--- DATASET ENTRIES ---

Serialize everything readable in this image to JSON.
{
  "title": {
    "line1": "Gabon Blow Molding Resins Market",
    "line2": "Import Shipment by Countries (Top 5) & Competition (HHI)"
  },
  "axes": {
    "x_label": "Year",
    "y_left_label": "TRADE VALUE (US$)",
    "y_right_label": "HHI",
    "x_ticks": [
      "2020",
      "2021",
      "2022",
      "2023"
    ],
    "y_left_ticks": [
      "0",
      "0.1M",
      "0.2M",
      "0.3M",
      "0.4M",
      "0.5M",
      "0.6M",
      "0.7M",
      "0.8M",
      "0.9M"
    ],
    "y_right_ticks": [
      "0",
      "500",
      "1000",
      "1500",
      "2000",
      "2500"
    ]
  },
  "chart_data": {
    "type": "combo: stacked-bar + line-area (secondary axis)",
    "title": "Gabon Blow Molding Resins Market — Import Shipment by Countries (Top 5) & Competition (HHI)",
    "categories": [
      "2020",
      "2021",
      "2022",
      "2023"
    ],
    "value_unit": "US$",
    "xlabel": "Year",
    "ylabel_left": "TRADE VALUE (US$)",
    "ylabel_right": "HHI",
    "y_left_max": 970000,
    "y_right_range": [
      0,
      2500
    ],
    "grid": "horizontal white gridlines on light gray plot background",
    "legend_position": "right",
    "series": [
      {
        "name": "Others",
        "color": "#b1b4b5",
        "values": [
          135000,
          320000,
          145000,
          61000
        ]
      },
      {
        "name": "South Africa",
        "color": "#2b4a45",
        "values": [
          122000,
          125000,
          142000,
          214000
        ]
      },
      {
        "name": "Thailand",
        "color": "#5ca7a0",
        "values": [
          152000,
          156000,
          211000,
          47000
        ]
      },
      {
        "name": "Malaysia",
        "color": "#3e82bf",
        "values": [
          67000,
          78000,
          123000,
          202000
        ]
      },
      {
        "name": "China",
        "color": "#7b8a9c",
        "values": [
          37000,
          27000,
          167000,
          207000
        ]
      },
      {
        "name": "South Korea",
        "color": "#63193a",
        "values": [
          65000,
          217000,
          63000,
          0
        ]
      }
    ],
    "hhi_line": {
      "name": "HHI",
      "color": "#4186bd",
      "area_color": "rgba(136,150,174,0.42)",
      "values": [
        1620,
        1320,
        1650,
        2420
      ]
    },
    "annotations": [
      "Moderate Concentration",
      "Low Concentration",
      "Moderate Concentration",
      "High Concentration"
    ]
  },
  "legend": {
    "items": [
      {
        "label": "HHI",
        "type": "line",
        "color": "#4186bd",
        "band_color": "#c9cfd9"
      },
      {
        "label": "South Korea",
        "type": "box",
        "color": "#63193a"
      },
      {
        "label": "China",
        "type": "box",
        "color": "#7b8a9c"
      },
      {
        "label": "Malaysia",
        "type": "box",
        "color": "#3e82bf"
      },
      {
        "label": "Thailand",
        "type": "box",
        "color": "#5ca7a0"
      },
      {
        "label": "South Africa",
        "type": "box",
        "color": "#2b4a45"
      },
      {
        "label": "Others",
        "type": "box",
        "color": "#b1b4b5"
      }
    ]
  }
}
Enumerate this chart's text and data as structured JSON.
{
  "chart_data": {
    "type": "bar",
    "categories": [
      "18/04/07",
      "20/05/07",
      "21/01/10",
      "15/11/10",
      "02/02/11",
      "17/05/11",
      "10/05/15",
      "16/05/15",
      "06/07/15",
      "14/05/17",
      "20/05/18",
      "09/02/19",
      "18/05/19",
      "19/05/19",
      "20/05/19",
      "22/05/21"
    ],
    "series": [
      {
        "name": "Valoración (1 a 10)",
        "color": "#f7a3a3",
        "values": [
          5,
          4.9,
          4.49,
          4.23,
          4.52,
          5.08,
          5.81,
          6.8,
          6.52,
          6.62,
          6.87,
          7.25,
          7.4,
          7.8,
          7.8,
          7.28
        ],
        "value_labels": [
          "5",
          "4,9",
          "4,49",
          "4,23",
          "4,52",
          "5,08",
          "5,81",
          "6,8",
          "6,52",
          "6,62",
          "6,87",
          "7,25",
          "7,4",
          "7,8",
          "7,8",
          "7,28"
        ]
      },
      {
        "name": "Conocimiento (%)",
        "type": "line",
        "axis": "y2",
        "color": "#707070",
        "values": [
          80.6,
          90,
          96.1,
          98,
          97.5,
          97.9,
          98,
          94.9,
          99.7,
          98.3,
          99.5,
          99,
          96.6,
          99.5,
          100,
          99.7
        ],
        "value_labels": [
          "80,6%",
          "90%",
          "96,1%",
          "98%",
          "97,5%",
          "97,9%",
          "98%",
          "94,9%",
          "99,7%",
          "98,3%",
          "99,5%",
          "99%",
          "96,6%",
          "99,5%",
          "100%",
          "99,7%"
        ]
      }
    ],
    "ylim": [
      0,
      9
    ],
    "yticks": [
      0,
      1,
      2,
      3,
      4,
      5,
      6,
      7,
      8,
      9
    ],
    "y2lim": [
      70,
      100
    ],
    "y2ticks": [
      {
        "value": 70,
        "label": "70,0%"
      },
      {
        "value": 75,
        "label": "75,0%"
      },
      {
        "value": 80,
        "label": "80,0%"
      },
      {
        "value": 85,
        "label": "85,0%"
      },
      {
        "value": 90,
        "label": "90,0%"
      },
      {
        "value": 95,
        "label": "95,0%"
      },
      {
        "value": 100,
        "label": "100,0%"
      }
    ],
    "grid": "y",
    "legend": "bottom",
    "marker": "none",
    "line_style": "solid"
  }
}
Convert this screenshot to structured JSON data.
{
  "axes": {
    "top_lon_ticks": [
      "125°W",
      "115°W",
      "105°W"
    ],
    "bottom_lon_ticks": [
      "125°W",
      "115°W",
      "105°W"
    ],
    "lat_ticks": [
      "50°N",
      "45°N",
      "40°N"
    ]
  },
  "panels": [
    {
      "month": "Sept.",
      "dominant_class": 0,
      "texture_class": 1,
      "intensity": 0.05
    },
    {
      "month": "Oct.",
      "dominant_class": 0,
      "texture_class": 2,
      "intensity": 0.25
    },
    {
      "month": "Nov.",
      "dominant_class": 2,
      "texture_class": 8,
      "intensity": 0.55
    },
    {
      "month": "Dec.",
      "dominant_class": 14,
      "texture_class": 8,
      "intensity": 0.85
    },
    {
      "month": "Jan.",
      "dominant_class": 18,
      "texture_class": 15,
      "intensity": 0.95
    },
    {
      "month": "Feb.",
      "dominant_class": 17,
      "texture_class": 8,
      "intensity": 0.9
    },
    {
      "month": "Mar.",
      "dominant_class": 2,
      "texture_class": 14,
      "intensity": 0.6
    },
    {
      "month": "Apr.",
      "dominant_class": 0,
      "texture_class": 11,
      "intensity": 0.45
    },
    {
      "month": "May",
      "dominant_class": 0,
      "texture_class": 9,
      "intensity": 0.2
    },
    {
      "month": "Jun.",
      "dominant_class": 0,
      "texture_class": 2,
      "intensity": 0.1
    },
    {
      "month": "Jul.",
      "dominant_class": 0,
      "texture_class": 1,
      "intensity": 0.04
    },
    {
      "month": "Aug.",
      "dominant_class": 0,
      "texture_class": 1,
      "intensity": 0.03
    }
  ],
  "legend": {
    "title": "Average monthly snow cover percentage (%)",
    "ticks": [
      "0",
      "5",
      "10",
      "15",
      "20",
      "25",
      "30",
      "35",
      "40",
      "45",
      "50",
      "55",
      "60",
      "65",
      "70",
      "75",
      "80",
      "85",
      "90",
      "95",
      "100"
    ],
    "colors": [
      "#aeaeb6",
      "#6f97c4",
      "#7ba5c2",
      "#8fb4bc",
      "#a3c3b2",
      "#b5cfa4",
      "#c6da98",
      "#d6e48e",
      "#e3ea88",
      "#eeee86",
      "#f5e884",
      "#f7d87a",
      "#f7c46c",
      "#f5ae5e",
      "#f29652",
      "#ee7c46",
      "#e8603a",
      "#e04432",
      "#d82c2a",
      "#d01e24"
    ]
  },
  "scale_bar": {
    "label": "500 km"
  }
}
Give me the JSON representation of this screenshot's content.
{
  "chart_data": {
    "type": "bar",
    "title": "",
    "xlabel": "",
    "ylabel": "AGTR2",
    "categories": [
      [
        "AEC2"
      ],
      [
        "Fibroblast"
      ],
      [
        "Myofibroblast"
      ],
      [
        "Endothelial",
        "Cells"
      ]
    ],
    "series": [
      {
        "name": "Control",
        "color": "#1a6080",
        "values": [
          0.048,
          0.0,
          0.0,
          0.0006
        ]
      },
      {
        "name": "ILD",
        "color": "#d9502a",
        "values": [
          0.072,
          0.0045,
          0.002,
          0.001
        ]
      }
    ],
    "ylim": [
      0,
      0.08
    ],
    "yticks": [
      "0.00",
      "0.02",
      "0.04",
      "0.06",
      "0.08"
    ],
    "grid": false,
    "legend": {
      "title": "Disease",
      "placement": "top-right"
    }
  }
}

---

__WORK TO BE COMPLETED__
Starting with the line that contains "Give me the", print each line through the last one in the listing. Include both end lines and add nothing.

__EXERCISE ANSWER__
Give me the JSON representation of this screenshot's content.
{
  "chart_data": {
    "type": "bar",
    "title": "",
    "xlabel": "",
    "ylabel": "AGTR2",
    "categories": [
      [
        "AEC2"
      ],
      [
        "Fibroblast"
      ],
      [
        "Myofibroblast"
      ],
      [
        "Endothelial",
        "Cells"
      ]
    ],
    "series": [
      {
        "name": "Control",
        "color": "#1a6080",
        "values": [
          0.048,
          0.0,
          0.0,
          0.0006
        ]
      },
      {
        "name": "ILD",
        "color": "#d9502a",
        "values": [
          0.072,
          0.0045,
          0.002,
          0.001
        ]
      }
    ],
    "ylim": [
      0,
      0.08
    ],
    "yticks": [
      "0.00",
      "0.02",
      "0.04",
      "0.06",
      "0.08"
    ],
    "grid": false,
    "legend": {
      "title": "Disease",
      "placement": "top-right"
    }
  }
}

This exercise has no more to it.